_Challenge:_ Take every line from the listing below that contains "where".

Dataset records:

╔══

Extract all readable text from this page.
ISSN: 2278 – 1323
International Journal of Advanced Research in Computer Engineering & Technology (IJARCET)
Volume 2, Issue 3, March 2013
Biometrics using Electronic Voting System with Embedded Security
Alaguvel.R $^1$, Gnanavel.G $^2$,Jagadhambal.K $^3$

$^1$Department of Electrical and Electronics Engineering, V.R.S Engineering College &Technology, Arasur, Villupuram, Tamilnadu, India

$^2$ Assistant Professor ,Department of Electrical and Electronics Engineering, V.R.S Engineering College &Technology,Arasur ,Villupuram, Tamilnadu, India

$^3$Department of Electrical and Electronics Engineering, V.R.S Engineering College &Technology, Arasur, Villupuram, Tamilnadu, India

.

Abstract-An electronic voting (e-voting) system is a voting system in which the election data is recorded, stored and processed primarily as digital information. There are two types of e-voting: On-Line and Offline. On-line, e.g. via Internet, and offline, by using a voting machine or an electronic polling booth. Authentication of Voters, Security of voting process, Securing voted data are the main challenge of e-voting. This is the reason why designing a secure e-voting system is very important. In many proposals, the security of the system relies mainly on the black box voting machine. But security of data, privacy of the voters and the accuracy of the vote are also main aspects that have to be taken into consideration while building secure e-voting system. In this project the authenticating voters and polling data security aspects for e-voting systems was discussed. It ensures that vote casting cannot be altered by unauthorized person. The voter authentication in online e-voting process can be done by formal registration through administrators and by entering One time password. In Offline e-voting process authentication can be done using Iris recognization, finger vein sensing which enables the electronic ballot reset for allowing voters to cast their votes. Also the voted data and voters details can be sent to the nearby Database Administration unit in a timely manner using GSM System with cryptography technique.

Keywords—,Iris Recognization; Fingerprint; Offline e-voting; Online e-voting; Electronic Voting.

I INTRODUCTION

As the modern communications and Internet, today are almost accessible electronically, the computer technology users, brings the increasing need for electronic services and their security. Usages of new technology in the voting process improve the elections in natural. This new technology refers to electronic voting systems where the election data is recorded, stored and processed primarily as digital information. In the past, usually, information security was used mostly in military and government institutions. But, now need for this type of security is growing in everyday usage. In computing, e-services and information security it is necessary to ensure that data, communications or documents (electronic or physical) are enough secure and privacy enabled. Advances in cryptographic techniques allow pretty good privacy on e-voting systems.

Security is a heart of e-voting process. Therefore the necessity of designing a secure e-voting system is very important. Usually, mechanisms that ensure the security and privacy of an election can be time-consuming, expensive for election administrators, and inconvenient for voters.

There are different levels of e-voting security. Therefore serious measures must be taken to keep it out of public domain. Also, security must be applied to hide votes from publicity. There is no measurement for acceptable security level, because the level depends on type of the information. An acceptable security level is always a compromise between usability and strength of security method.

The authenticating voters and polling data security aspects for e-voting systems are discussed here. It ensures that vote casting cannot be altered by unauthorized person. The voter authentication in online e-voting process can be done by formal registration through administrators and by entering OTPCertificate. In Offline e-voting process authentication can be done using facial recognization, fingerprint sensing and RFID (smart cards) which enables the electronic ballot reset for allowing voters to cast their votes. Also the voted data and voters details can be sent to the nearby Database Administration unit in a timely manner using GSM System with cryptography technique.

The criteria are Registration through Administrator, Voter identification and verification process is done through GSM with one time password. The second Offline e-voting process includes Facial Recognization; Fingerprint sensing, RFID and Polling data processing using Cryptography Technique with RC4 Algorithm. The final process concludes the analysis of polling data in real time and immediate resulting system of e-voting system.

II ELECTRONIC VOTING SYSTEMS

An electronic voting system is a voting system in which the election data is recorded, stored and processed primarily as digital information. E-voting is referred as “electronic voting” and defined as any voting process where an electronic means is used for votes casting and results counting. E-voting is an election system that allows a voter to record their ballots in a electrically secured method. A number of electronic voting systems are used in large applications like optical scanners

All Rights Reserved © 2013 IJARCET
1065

╚══

_Result for this exercise:_
As the modern communications and Internet, today are almost accessible electronically, the computer technology users, brings the increasing need for electronic services and their security. Usages of new technology in the voting process improve the elections in natural. This new technology refers to electronic voting systems where the election data is recorded, stored and processed primarily as digital information. In the past, usually, information security was used mostly in military and government institutions. But, now need for this type of security is growing in everyday usage. In computing, e-services and information security it is necessary to ensure that data, communications or documents (electronic or physical) are enough secure and privacy enabled. Advances in cryptographic techniques allow pretty good privacy on e-voting systems.
An electronic voting system is a voting system in which the election data is recorded, stored and processed primarily as digital information. E-voting is referred as “electronic voting” and defined as any voting process where an electronic means is used for votes casting and results counting. E-voting is an election system that allows a voter to record their ballots in a electrically secured method. A number of electronic voting systems are used in large applications like optical scanners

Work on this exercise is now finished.